··· Given records

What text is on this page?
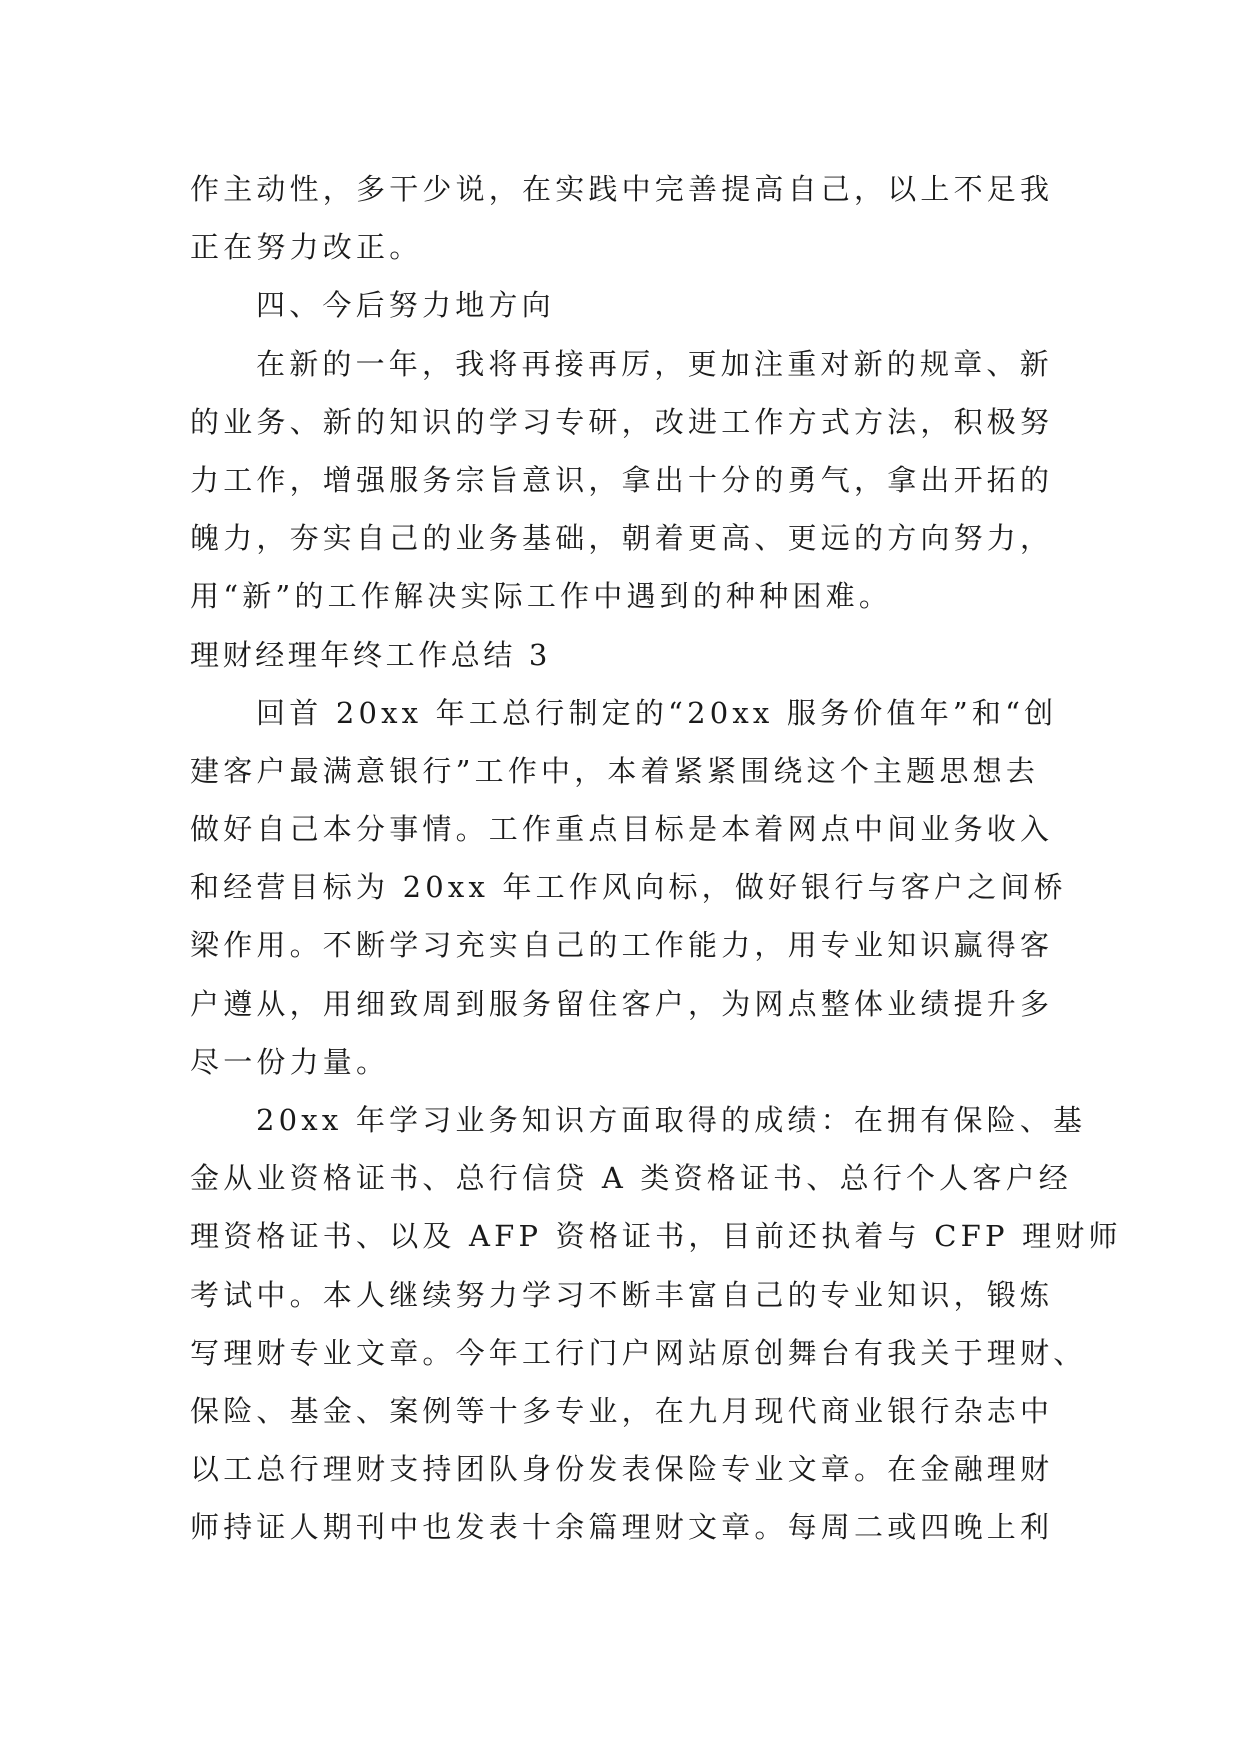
作主动性，多干少说，在实践中完善提高自己，以上不足我
正在努力改正。
四、今后努力地方向
在新的一年，我将再接再厉，更加注重对新的规章、新
的业务、新的知识的学习专研，改进工作方式方法，积极努
力工作，增强服务宗旨意识，拿出十分的勇气，拿出开拓的
魄力，夯实自己的业务基础，朝着更高、更远的方向努力，
用“新”的工作解决实际工作中遇到的种种困难。
理财经理年终工作总结 3
回首 20xx 年工总行制定的“20xx 服务价值年”和“创
建客户最满意银行”工作中，本着紧紧围绕这个主题思想去
做好自己本分事情。工作重点目标是本着网点中间业务收入
和经营目标为 20xx 年工作风向标，做好银行与客户之间桥
梁作用。不断学习充实自己的工作能力，用专业知识赢得客
户遵从，用细致周到服务留住客户，为网点整体业绩提升多
尽一份力量。
20xx 年学习业务知识方面取得的成绩：在拥有保险、基
金从业资格证书、总行信贷 A 类资格证书、总行个人客户经
理资格证书、以及 AFP 资格证书，目前还执着与 CFP 理财师
考试中。本人继续努力学习不断丰富自己的专业知识，锻炼
写理财专业文章。今年工行门户网站原创舞台有我关于理财、
保险、基金、案例等十多专业，在九月现代商业银行杂志中
以工总行理财支持团队身份发表保险专业文章。在金融理财
师持证人期刊中也发表十余篇理财文章。每周二或四晚上利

······

Exercise description: Make a verbatim copy of all the entries and strip out the pictures.

Task answer:
What text is on this page?
作主动性，多干少说，在实践中完善提高自己，以上不足我
正在努力改正。
四、今后努力地方向
在新的一年，我将再接再厉，更加注重对新的规章、新
的业务、新的知识的学习专研，改进工作方式方法，积极努
力工作，增强服务宗旨意识，拿出十分的勇气，拿出开拓的
魄力，夯实自己的业务基础，朝着更高、更远的方向努力，
用“新”的工作解决实际工作中遇到的种种困难。
理财经理年终工作总结 3
回首 20xx 年工总行制定的“20xx 服务价值年”和“创
建客户最满意银行”工作中，本着紧紧围绕这个主题思想去
做好自己本分事情。工作重点目标是本着网点中间业务收入
和经营目标为 20xx 年工作风向标，做好银行与客户之间桥
梁作用。不断学习充实自己的工作能力，用专业知识赢得客
户遵从，用细致周到服务留住客户，为网点整体业绩提升多
尽一份力量。
20xx 年学习业务知识方面取得的成绩：在拥有保险、基
金从业资格证书、总行信贷 A 类资格证书、总行个人客户经
理资格证书、以及 AFP 资格证书，目前还执着与 CFP 理财师
考试中。本人继续努力学习不断丰富自己的专业知识，锻炼
写理财专业文章。今年工行门户网站原创舞台有我关于理财、
保险、基金、案例等十多专业，在九月现代商业银行杂志中
以工总行理财支持团队身份发表保险专业文章。在金融理财
师持证人期刊中也发表十余篇理财文章。每周二或四晚上利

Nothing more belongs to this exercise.